§ GIVEN EXERCISE
Pick out the lines containing "FERC".
* * * *
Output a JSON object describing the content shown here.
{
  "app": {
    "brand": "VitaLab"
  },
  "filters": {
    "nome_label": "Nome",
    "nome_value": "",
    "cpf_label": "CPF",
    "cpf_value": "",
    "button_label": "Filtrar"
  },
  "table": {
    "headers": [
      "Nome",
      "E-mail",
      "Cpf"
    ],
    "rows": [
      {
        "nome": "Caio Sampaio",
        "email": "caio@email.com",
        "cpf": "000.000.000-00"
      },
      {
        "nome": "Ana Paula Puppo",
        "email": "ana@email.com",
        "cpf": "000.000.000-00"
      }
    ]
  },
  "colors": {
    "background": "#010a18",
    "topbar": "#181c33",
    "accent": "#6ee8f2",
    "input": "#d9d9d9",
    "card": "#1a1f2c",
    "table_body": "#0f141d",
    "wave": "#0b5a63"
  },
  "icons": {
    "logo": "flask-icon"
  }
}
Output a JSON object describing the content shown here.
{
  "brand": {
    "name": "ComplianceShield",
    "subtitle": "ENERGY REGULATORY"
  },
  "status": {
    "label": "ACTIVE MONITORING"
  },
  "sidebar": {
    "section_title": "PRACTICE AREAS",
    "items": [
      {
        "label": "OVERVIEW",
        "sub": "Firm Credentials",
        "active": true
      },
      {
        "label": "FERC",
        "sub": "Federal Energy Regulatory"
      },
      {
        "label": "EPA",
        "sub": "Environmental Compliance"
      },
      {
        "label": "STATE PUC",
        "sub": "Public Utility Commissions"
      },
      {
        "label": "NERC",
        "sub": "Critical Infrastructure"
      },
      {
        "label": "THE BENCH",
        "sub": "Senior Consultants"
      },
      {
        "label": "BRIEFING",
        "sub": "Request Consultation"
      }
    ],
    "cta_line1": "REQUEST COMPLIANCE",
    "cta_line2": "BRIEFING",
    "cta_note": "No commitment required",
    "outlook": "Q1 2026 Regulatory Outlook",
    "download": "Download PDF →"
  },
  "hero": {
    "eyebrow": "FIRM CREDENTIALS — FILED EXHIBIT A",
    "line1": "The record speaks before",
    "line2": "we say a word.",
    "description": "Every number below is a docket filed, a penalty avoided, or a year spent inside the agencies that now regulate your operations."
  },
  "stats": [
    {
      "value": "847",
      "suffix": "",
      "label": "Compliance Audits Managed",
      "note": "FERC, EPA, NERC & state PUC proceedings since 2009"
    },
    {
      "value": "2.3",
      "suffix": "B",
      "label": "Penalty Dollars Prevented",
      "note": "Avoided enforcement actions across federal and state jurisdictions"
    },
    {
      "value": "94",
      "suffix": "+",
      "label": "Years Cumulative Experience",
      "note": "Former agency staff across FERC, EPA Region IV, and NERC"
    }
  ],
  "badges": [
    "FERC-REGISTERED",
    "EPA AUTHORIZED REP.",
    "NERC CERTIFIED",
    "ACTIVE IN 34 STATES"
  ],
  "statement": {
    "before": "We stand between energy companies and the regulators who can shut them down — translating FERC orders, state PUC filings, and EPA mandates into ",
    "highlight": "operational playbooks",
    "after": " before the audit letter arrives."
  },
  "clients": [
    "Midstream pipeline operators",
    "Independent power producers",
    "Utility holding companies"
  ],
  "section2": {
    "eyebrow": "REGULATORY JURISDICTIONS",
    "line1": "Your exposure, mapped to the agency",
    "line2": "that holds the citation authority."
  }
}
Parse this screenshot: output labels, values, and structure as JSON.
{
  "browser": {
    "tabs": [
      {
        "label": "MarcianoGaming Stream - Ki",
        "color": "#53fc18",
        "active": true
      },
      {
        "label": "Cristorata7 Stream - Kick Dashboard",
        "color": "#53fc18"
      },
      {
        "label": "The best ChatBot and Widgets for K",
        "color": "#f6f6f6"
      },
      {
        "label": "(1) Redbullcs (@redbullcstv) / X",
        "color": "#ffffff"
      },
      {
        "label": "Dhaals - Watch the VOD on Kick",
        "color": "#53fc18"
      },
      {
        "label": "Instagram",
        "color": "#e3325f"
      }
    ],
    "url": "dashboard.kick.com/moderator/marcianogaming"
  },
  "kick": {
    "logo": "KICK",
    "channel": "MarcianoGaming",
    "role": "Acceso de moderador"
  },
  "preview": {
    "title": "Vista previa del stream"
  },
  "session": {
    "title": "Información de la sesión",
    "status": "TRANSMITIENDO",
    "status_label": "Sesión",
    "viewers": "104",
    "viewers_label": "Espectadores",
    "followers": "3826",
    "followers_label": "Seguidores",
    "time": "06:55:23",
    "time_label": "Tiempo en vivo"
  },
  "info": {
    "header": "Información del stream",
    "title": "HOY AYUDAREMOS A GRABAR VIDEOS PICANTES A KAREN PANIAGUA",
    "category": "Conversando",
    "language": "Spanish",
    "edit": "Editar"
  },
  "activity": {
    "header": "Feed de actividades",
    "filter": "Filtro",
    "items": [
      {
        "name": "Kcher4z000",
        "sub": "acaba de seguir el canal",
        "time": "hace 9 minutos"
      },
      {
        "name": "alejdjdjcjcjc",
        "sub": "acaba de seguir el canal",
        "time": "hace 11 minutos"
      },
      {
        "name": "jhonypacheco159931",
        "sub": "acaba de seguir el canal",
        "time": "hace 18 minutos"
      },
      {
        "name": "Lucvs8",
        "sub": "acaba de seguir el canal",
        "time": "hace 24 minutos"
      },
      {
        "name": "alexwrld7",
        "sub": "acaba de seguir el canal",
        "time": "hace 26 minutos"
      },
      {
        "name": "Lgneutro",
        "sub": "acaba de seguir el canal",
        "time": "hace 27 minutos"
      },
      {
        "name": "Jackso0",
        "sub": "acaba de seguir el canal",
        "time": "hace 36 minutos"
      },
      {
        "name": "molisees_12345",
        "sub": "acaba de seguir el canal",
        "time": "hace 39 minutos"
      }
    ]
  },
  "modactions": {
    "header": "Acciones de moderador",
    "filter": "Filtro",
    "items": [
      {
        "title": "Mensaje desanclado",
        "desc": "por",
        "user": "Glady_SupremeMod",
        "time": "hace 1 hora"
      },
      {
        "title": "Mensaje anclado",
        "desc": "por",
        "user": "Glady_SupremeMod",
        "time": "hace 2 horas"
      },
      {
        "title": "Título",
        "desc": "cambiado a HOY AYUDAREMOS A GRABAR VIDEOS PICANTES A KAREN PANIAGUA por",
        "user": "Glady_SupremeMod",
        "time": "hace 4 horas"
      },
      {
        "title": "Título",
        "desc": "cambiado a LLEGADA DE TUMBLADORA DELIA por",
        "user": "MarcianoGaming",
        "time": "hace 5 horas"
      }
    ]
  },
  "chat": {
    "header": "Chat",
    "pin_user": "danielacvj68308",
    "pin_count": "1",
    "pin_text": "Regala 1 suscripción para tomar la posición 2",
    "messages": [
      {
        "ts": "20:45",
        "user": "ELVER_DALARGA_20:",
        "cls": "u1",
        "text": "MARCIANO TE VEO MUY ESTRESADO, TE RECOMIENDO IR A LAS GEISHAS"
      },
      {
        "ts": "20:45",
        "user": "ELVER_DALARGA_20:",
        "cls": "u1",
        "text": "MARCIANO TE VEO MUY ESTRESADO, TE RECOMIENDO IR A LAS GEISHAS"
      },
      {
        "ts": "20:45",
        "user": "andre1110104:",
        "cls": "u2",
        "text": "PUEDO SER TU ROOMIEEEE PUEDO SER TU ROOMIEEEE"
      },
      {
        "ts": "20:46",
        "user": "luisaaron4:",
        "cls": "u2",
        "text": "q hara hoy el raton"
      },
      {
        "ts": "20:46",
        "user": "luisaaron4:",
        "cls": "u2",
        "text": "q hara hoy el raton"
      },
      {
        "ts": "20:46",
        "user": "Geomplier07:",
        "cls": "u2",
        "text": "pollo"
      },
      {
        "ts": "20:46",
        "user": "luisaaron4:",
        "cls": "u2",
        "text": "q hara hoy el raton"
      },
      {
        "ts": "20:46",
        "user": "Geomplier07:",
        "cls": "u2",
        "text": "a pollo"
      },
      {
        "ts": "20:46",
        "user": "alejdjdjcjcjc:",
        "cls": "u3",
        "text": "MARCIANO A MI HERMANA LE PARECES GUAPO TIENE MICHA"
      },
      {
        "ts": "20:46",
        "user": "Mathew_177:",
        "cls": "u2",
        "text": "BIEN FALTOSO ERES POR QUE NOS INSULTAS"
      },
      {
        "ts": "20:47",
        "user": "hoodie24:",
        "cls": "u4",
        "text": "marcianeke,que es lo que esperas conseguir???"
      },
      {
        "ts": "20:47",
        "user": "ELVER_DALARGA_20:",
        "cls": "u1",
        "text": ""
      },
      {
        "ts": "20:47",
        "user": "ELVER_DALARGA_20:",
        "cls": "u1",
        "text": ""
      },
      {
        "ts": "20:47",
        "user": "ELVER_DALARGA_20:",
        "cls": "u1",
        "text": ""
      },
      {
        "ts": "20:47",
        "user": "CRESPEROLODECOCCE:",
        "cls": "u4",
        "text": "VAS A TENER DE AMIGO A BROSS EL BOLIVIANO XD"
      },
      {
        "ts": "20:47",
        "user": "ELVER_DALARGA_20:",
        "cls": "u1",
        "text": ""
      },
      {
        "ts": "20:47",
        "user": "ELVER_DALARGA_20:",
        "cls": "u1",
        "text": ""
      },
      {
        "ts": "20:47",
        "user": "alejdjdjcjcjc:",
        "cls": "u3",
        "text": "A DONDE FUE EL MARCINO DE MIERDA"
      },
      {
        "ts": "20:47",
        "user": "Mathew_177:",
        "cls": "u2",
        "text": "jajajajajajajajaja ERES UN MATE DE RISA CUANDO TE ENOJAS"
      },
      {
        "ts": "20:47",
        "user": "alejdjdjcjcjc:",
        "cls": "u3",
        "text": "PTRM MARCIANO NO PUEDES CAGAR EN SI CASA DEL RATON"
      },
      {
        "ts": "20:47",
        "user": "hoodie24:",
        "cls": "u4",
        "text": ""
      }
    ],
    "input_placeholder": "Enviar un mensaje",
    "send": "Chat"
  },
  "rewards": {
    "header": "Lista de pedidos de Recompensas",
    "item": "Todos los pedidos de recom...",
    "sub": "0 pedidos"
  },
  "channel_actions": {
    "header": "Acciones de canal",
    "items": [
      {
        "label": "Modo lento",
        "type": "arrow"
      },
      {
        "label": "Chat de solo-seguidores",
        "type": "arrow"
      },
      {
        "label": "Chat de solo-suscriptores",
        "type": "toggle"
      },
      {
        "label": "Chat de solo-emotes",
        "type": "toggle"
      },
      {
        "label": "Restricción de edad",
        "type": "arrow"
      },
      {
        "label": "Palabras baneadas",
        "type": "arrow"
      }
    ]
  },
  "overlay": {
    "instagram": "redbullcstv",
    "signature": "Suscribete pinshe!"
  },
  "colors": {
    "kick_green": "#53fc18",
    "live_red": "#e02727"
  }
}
* * * *
§ EXERCISE RESULT
        "label": "FERC",
      "note": "FERC, EPA, NERC & state PUC proceedings since 2009"
      "note": "Former agency staff across FERC, EPA Region IV, and NERC"
    "FERC-REGISTERED",
    "before": "We stand between energy companies and the regulators who can shut them down — translating FERC orders, state PUC filings, and EPA mandates into ",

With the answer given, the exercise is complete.